== Data supplied ==

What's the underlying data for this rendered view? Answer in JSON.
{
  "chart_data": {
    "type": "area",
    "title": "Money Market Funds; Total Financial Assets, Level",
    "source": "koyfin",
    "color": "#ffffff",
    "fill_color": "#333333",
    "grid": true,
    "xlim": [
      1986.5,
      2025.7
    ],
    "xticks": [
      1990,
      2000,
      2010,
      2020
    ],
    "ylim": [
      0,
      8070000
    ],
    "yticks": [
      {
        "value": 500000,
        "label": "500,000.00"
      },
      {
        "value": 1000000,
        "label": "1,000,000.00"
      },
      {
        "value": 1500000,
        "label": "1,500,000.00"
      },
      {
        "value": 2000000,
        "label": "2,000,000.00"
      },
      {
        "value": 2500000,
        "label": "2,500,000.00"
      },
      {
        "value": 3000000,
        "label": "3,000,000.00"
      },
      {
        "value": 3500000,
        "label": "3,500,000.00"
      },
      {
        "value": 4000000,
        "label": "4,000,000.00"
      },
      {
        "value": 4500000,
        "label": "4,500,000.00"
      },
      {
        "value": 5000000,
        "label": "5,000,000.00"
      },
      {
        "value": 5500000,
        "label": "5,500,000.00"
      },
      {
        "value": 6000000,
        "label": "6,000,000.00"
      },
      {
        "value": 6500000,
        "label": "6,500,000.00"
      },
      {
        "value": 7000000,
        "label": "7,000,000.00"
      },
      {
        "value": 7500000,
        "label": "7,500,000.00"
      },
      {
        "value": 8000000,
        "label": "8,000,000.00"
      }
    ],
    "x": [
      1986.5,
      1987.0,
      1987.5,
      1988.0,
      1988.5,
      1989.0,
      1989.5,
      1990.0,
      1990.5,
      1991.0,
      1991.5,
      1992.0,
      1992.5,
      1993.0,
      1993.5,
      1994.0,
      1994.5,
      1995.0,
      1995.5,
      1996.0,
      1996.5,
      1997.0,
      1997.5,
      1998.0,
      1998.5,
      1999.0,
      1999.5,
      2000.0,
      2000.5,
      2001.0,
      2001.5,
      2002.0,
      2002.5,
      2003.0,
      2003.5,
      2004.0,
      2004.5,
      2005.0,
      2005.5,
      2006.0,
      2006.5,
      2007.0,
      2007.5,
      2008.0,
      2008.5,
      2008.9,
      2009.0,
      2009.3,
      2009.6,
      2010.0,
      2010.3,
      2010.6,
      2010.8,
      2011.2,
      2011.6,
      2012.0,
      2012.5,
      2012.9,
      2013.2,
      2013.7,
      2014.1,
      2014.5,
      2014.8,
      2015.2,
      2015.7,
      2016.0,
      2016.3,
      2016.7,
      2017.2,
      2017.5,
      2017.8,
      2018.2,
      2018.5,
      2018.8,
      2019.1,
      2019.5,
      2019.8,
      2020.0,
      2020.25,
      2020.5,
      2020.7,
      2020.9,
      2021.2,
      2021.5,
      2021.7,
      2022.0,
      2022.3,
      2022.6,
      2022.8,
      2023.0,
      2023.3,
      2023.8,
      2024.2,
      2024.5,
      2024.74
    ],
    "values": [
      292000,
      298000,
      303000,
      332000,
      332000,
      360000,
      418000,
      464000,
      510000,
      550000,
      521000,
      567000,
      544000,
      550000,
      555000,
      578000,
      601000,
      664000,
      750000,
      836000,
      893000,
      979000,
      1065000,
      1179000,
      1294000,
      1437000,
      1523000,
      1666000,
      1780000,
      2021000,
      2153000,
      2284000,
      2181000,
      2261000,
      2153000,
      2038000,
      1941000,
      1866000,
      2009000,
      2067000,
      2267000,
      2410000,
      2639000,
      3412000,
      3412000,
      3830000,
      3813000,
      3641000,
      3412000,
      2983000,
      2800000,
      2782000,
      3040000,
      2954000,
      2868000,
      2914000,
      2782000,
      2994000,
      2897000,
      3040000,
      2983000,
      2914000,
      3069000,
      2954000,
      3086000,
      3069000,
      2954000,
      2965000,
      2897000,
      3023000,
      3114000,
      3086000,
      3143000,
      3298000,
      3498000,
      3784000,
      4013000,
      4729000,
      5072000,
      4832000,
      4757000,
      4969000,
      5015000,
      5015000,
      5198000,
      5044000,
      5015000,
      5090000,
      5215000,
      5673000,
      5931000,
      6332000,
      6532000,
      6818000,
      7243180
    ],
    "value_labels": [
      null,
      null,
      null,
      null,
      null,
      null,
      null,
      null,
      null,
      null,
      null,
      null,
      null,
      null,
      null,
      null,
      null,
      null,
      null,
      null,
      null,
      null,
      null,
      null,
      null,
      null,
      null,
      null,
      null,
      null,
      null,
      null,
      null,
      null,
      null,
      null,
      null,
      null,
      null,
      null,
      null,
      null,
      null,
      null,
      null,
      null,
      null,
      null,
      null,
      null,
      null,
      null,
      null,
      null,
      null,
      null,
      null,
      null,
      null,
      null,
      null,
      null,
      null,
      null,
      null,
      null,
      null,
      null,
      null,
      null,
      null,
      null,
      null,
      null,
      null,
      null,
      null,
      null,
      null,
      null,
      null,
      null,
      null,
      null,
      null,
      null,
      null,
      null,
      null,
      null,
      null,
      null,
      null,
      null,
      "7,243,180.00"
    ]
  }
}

===

• Work instructions: Give all the entries again exactly; leave none out.

• Task result:
What's the underlying data for this rendered view? Answer in JSON.
{
  "chart_data": {
    "type": "area",
    "title": "Money Market Funds; Total Financial Assets, Level",
    "source": "koyfin",
    "color": "#ffffff",
    "fill_color": "#333333",
    "grid": true,
    "xlim": [
      1986.5,
      2025.7
    ],
    "xticks": [
      1990,
      2000,
      2010,
      2020
    ],
    "ylim": [
      0,
      8070000
    ],
    "yticks": [
      {
        "value": 500000,
        "label": "500,000.00"
      },
      {
        "value": 1000000,
        "label": "1,000,000.00"
      },
      {
        "value": 1500000,
        "label": "1,500,000.00"
      },
      {
        "value": 2000000,
        "label": "2,000,000.00"
      },
      {
        "value": 2500000,
        "label": "2,500,000.00"
      },
      {
        "value": 3000000,
        "label": "3,000,000.00"
      },
      {
        "value": 3500000,
        "label": "3,500,000.00"
      },
      {
        "value": 4000000,
        "label": "4,000,000.00"
      },
      {
        "value": 4500000,
        "label": "4,500,000.00"
      },
      {
        "value": 5000000,
        "label": "5,000,000.00"
      },
      {
        "value": 5500000,
        "label": "5,500,000.00"
      },
      {
        "value": 6000000,
        "label": "6,000,000.00"
      },
      {
        "value": 6500000,
        "label": "6,500,000.00"
      },
      {
        "value": 7000000,
        "label": "7,000,000.00"
      },
      {
        "value": 7500000,
        "label": "7,500,000.00"
      },
      {
        "value": 8000000,
        "label": "8,000,000.00"
      }
    ],
    "x": [
      1986.5,
      1987.0,
      1987.5,
      1988.0,
      1988.5,
      1989.0,
      1989.5,
      1990.0,
      1990.5,
      1991.0,
      1991.5,
      1992.0,
      1992.5,
      1993.0,
      1993.5,
      1994.0,
      1994.5,
      1995.0,
      1995.5,
      1996.0,
      1996.5,
      1997.0,
      1997.5,
      1998.0,
      1998.5,
      1999.0,
      1999.5,
      2000.0,
      2000.5,
      2001.0,
      2001.5,
      2002.0,
      2002.5,
      2003.0,
      2003.5,
      2004.0,
      2004.5,
      2005.0,
      2005.5,
      2006.0,
      2006.5,
      2007.0,
      2007.5,
      2008.0,
      2008.5,
      2008.9,
      2009.0,
      2009.3,
      2009.6,
      2010.0,
      2010.3,
      2010.6,
      2010.8,
      2011.2,
      2011.6,
      2012.0,
      2012.5,
      2012.9,
      2013.2,
      2013.7,
      2014.1,
      2014.5,
      2014.8,
      2015.2,
      2015.7,
      2016.0,
      2016.3,
      2016.7,
      2017.2,
      2017.5,
      2017.8,
      2018.2,
      2018.5,
      2018.8,
      2019.1,
      2019.5,
      2019.8,
      2020.0,
      2020.25,
      2020.5,
      2020.7,
      2020.9,
      2021.2,
      2021.5,
      2021.7,
      2022.0,
      2022.3,
      2022.6,
      2022.8,
      2023.0,
      2023.3,
      2023.8,
      2024.2,
      2024.5,
      2024.74
    ],
    "values": [
      292000,
      298000,
      303000,
      332000,
      332000,
      360000,
      418000,
      464000,
      510000,
      550000,
      521000,
      567000,
      544000,
      550000,
      555000,
      578000,
      601000,
      664000,
      750000,
      836000,
      893000,
      979000,
      1065000,
      1179000,
      1294000,
      1437000,
      1523000,
      1666000,
      1780000,
      2021000,
      2153000,
      2284000,
      2181000,
      2261000,
      2153000,
      2038000,
      1941000,
      1866000,
      2009000,
      2067000,
      2267000,
      2410000,
      2639000,
      3412000,
      3412000,
      3830000,
      3813000,
      3641000,
      3412000,
      2983000,
      2800000,
      2782000,
      3040000,
      2954000,
      2868000,
      2914000,
      2782000,
      2994000,
      2897000,
      3040000,
      2983000,
      2914000,
      3069000,
      2954000,
      3086000,
      3069000,
      2954000,
      2965000,
      2897000,
      3023000,
      3114000,
      3086000,
      3143000,
      3298000,
      3498000,
      3784000,
      4013000,
      4729000,
      5072000,
      4832000,
      4757000,
      4969000,
      5015000,
      5015000,
      5198000,
      5044000,
      5015000,
      5090000,
      5215000,
      5673000,
      5931000,
      6332000,
      6532000,
      6818000,
      7243180
    ],
    "value_labels": [
      null,
      null,
      null,
      null,
      null,
      null,
      null,
      null,
      null,
      null,
      null,
      null,
      null,
      null,
      null,
      null,
      null,
      null,
      null,
      null,
      null,
      null,
      null,
      null,
      null,
      null,
      null,
      null,
      null,
      null,
      null,
      null,
      null,
      null,
      null,
      null,
      null,
      null,
      null,
      null,
      null,
      null,
      null,
      null,
      null,
      null,
      null,
      null,
      null,
      null,
      null,
      null,
      null,
      null,
      null,
      null,
      null,
      null,
      null,
      null,
      null,
      null,
      null,
      null,
      null,
      null,
      null,
      null,
      null,
      null,
      null,
      null,
      null,
      null,
      null,
      null,
      null,
      null,
      null,
      null,
      null,
      null,
      null,
      null,
      null,
      null,
      null,
      null,
      null,
      null,
      null,
      null,
      null,
      null,
      "7,243,180.00"
    ]
  }
}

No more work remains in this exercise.